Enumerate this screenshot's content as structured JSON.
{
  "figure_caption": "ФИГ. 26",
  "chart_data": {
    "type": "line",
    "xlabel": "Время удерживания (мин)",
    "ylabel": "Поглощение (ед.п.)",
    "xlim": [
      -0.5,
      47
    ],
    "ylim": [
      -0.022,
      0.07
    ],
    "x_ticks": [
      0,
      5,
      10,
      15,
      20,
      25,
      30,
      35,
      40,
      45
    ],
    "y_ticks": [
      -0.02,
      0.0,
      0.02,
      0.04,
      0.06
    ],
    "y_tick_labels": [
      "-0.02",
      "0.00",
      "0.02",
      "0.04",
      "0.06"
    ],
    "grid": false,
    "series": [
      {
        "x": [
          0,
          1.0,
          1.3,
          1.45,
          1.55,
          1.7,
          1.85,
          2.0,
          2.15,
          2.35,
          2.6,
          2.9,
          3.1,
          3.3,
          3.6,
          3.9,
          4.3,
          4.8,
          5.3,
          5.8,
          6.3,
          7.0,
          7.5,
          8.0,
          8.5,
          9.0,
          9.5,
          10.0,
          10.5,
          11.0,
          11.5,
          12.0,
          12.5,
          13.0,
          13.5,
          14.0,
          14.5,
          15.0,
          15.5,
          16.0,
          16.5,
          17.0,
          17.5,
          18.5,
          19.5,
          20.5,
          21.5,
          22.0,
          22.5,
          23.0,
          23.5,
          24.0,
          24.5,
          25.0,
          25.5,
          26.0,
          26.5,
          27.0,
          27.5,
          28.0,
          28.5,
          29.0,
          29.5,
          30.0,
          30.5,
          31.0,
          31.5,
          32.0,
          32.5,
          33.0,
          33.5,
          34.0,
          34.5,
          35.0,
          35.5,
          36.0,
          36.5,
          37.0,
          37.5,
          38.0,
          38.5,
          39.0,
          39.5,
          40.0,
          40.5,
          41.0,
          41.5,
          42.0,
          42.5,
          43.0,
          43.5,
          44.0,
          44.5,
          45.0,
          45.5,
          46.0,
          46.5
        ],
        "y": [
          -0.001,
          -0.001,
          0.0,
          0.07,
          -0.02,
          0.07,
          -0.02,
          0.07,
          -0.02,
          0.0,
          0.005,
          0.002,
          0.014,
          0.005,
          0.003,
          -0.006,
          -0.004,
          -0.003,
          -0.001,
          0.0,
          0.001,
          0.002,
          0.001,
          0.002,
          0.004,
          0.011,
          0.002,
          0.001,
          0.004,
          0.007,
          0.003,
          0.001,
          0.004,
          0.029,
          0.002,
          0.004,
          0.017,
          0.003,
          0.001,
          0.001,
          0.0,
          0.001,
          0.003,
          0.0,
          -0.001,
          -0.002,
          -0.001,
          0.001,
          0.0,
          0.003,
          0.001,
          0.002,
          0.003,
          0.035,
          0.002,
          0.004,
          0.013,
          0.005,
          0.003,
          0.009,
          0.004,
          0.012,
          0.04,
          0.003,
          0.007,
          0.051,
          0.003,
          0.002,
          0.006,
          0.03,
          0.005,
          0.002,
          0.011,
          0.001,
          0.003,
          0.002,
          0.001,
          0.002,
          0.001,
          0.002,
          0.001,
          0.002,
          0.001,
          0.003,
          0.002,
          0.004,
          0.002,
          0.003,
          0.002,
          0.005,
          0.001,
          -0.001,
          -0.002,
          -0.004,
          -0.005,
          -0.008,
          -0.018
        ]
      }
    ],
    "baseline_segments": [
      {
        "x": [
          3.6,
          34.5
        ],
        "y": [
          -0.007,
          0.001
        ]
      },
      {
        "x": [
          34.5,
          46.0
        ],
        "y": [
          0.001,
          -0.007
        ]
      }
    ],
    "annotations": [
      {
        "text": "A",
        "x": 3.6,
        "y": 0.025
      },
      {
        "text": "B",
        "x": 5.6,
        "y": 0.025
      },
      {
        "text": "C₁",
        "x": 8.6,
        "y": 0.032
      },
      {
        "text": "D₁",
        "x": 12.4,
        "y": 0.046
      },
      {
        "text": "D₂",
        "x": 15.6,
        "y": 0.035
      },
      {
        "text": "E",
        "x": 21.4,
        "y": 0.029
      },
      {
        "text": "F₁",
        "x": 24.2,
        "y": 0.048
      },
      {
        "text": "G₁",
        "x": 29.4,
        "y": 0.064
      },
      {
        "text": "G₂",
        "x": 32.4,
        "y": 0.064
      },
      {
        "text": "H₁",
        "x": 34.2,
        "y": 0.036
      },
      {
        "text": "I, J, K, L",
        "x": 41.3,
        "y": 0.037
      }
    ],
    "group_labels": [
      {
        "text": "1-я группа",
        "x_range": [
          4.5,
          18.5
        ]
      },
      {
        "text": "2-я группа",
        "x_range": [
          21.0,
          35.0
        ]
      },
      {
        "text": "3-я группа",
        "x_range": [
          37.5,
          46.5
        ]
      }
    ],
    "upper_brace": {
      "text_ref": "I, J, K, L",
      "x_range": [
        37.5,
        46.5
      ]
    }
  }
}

REQUIREMENT
From the first line to the last, please quote the material above exactly.

OUTPUT FOR THIS EXERCISE
Enumerate this screenshot's content as structured JSON.
{
  "figure_caption": "ФИГ. 26",
  "chart_data": {
    "type": "line",
    "xlabel": "Время удерживания (мин)",
    "ylabel": "Поглощение (ед.п.)",
    "xlim": [
      -0.5,
      47
    ],
    "ylim": [
      -0.022,
      0.07
    ],
    "x_ticks": [
      0,
      5,
      10,
      15,
      20,
      25,
      30,
      35,
      40,
      45
    ],
    "y_ticks": [
      -0.02,
      0.0,
      0.02,
      0.04,
      0.06
    ],
    "y_tick_labels": [
      "-0.02",
      "0.00",
      "0.02",
      "0.04",
      "0.06"
    ],
    "grid": false,
    "series": [
      {
        "x": [
          0,
          1.0,
          1.3,
          1.45,
          1.55,
          1.7,
          1.85,
          2.0,
          2.15,
          2.35,
          2.6,
          2.9,
          3.1,
          3.3,
          3.6,
          3.9,
          4.3,
          4.8,
          5.3,
          5.8,
          6.3,
          7.0,
          7.5,
          8.0,
          8.5,
          9.0,
          9.5,
          10.0,
          10.5,
          11.0,
          11.5,
          12.0,
          12.5,
          13.0,
          13.5,
          14.0,
          14.5,
          15.0,
          15.5,
          16.0,
          16.5,
          17.0,
          17.5,
          18.5,
          19.5,
          20.5,
          21.5,
          22.0,
          22.5,
          23.0,
          23.5,
          24.0,
          24.5,
          25.0,
          25.5,
          26.0,
          26.5,
          27.0,
          27.5,
          28.0,
          28.5,
          29.0,
          29.5,
          30.0,
          30.5,
          31.0,
          31.5,
          32.0,
          32.5,
          33.0,
          33.5,
          34.0,
          34.5,
          35.0,
          35.5,
          36.0,
          36.5,
          37.0,
          37.5,
          38.0,
          38.5,
          39.0,
          39.5,
          40.0,
          40.5,
          41.0,
          41.5,
          42.0,
          42.5,
          43.0,
          43.5,
          44.0,
          44.5,
          45.0,
          45.5,
          46.0,
          46.5
        ],
        "y": [
          -0.001,
          -0.001,
          0.0,
          0.07,
          -0.02,
          0.07,
          -0.02,
          0.07,
          -0.02,
          0.0,
          0.005,
          0.002,
          0.014,
          0.005,
          0.003,
          -0.006,
          -0.004,
          -0.003,
          -0.001,
          0.0,
          0.001,
          0.002,
          0.001,
          0.002,
          0.004,
          0.011,
          0.002,
          0.001,
          0.004,
          0.007,
          0.003,
          0.001,
          0.004,
          0.029,
          0.002,
          0.004,
          0.017,
          0.003,
          0.001,
          0.001,
          0.0,
          0.001,
          0.003,
          0.0,
          -0.001,
          -0.002,
          -0.001,
          0.001,
          0.0,
          0.003,
          0.001,
          0.002,
          0.003,
          0.035,
          0.002,
          0.004,
          0.013,
          0.005,
          0.003,
          0.009,
          0.004,
          0.012,
          0.04,
          0.003,
          0.007,
          0.051,
          0.003,
          0.002,
          0.006,
          0.03,
          0.005,
          0.002,
          0.011,
          0.001,
          0.003,
          0.002,
          0.001,
          0.002,
          0.001,
          0.002,
          0.001,
          0.002,
          0.001,
          0.003,
          0.002,
          0.004,
          0.002,
          0.003,
          0.002,
          0.005,
          0.001,
          -0.001,
          -0.002,
          -0.004,
          -0.005,
          -0.008,
          -0.018
        ]
      }
    ],
    "baseline_segments": [
      {
        "x": [
          3.6,
          34.5
        ],
        "y": [
          -0.007,
          0.001
        ]
      },
      {
        "x": [
          34.5,
          46.0
        ],
        "y": [
          0.001,
          -0.007
        ]
      }
    ],
    "annotations": [
      {
        "text": "A",
        "x": 3.6,
        "y": 0.025
      },
      {
        "text": "B",
        "x": 5.6,
        "y": 0.025
      },
      {
        "text": "C₁",
        "x": 8.6,
        "y": 0.032
      },
      {
        "text": "D₁",
        "x": 12.4,
        "y": 0.046
      },
      {
        "text": "D₂",
        "x": 15.6,
        "y": 0.035
      },
      {
        "text": "E",
        "x": 21.4,
        "y": 0.029
      },
      {
        "text": "F₁",
        "x": 24.2,
        "y": 0.048
      },
      {
        "text": "G₁",
        "x": 29.4,
        "y": 0.064
      },
      {
        "text": "G₂",
        "x": 32.4,
        "y": 0.064
      },
      {
        "text": "H₁",
        "x": 34.2,
        "y": 0.036
      },
      {
        "text": "I, J, K, L",
        "x": 41.3,
        "y": 0.037
      }
    ],
    "group_labels": [
      {
        "text": "1-я группа",
        "x_range": [
          4.5,
          18.5
        ]
      },
      {
        "text": "2-я группа",
        "x_range": [
          21.0,
          35.0
        ]
      },
      {
        "text": "3-я группа",
        "x_range": [
          37.5,
          46.5
        ]
      }
    ],
    "upper_brace": {
      "text_ref": "I, J, K, L",
      "x_range": [
        37.5,
        46.5
      ]
    }
  }
}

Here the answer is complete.